▶ **WHAT IS ASKED**
Below is some material; set it all down exactly, apart from the pictures.

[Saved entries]

Begin

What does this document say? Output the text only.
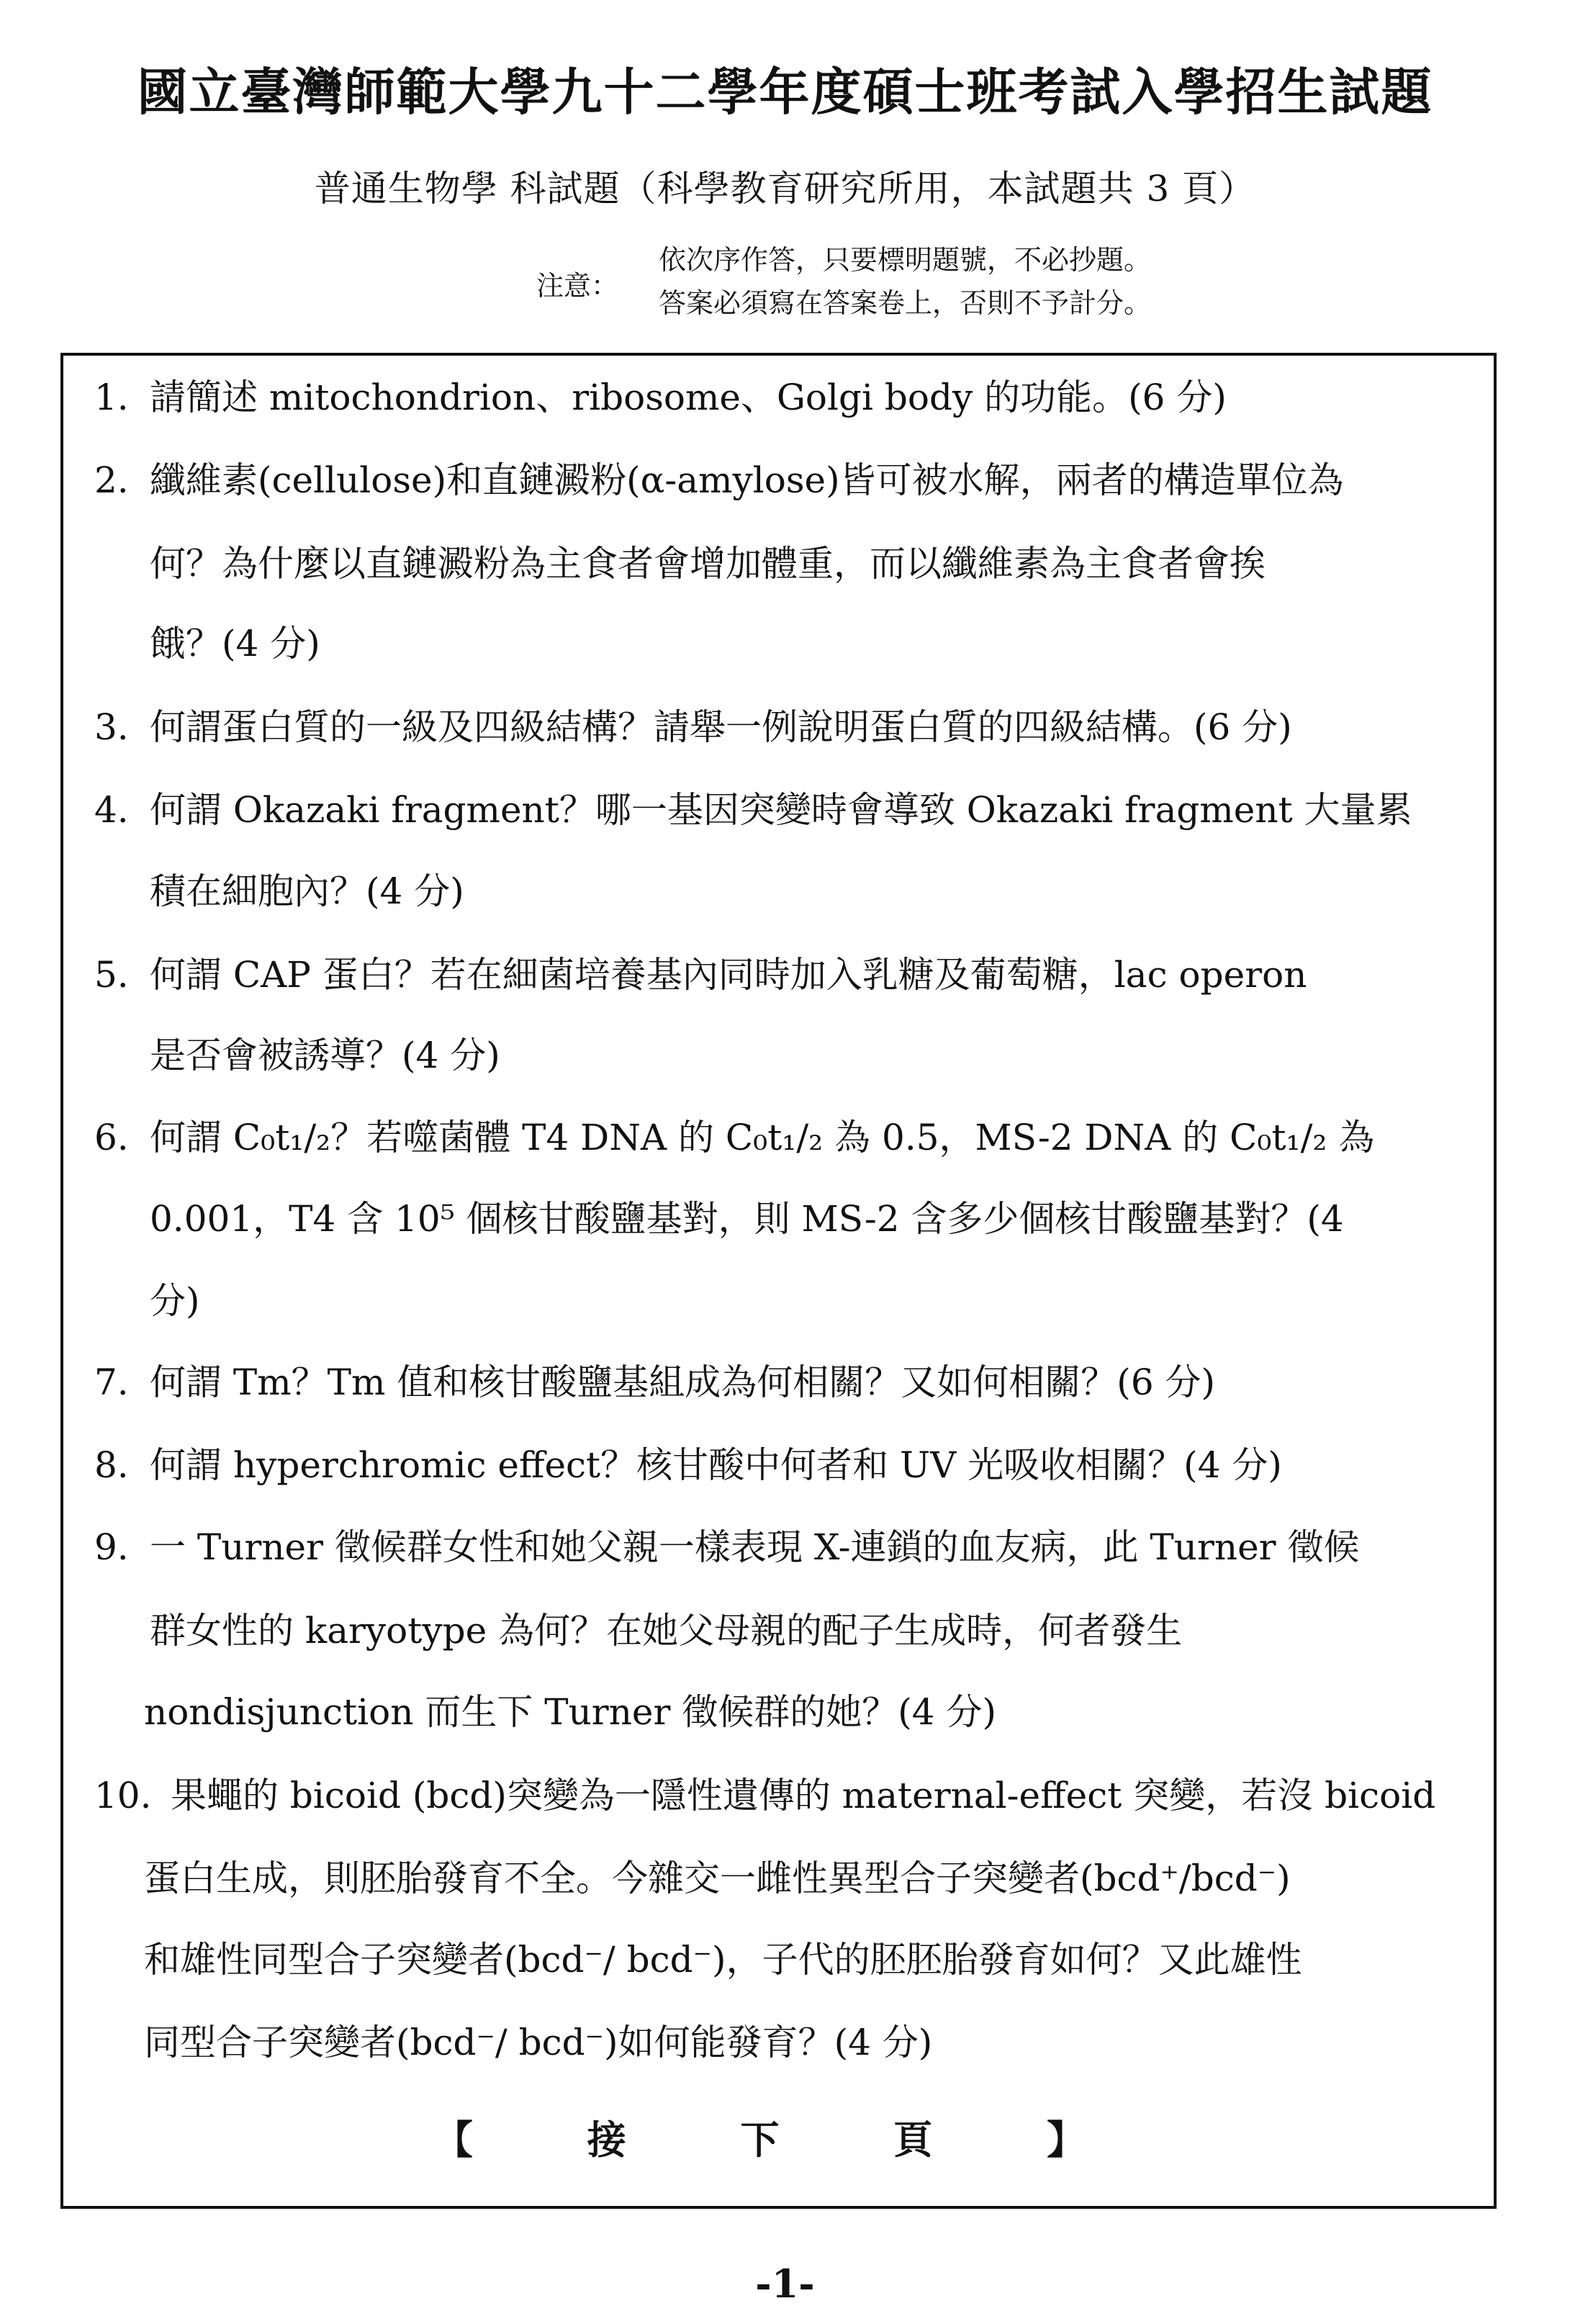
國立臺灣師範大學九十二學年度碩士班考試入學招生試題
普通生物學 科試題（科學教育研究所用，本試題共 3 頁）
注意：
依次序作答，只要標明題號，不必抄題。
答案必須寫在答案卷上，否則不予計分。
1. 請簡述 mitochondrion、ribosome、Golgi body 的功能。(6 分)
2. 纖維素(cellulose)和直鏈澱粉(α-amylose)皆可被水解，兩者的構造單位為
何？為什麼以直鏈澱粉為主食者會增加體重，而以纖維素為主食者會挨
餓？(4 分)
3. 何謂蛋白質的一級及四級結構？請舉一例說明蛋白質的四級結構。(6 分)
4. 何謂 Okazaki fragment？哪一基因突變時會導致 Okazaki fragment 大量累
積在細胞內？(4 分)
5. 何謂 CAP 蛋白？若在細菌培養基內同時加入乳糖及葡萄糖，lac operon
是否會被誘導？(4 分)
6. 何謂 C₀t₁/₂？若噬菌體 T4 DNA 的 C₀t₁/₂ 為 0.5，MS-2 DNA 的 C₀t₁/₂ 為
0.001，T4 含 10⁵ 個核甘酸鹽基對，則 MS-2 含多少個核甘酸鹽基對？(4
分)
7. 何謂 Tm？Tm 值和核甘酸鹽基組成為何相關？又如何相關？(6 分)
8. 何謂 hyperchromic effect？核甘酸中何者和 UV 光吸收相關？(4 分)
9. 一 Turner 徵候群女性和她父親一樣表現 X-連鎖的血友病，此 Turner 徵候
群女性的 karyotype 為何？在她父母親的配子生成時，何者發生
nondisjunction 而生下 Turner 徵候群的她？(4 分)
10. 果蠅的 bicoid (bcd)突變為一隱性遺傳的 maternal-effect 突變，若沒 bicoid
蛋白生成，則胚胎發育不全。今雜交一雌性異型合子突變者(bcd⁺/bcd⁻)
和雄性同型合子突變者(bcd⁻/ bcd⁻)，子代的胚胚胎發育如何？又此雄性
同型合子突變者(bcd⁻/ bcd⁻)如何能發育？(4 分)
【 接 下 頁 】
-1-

End

▶ **REPLY**
What does this document say? Output the text only.
國立臺灣師範大學九十二學年度碩士班考試入學招生試題
普通生物學 科試題（科學教育研究所用，本試題共 3 頁）
注意：
依次序作答，只要標明題號，不必抄題。
答案必須寫在答案卷上，否則不予計分。
1. 請簡述 mitochondrion、ribosome、Golgi body 的功能。(6 分)
2. 纖維素(cellulose)和直鏈澱粉(α-amylose)皆可被水解，兩者的構造單位為
何？為什麼以直鏈澱粉為主食者會增加體重，而以纖維素為主食者會挨
餓？(4 分)
3. 何謂蛋白質的一級及四級結構？請舉一例說明蛋白質的四級結構。(6 分)
4. 何謂 Okazaki fragment？哪一基因突變時會導致 Okazaki fragment 大量累
積在細胞內？(4 分)
5. 何謂 CAP 蛋白？若在細菌培養基內同時加入乳糖及葡萄糖，lac operon
是否會被誘導？(4 分)
6. 何謂 C₀t₁/₂？若噬菌體 T4 DNA 的 C₀t₁/₂ 為 0.5，MS-2 DNA 的 C₀t₁/₂ 為
0.001，T4 含 10⁵ 個核甘酸鹽基對，則 MS-2 含多少個核甘酸鹽基對？(4
分)
7. 何謂 Tm？Tm 值和核甘酸鹽基組成為何相關？又如何相關？(6 分)
8. 何謂 hyperchromic effect？核甘酸中何者和 UV 光吸收相關？(4 分)
9. 一 Turner 徵候群女性和她父親一樣表現 X-連鎖的血友病，此 Turner 徵候
群女性的 karyotype 為何？在她父母親的配子生成時，何者發生
nondisjunction 而生下 Turner 徵候群的她？(4 分)
10. 果蠅的 bicoid (bcd)突變為一隱性遺傳的 maternal-effect 突變，若沒 bicoid
蛋白生成，則胚胎發育不全。今雜交一雌性異型合子突變者(bcd⁺/bcd⁻)
和雄性同型合子突變者(bcd⁻/ bcd⁻)，子代的胚胚胎發育如何？又此雄性
同型合子突變者(bcd⁻/ bcd⁻)如何能發育？(4 分)
【 接 下 頁 】
-1-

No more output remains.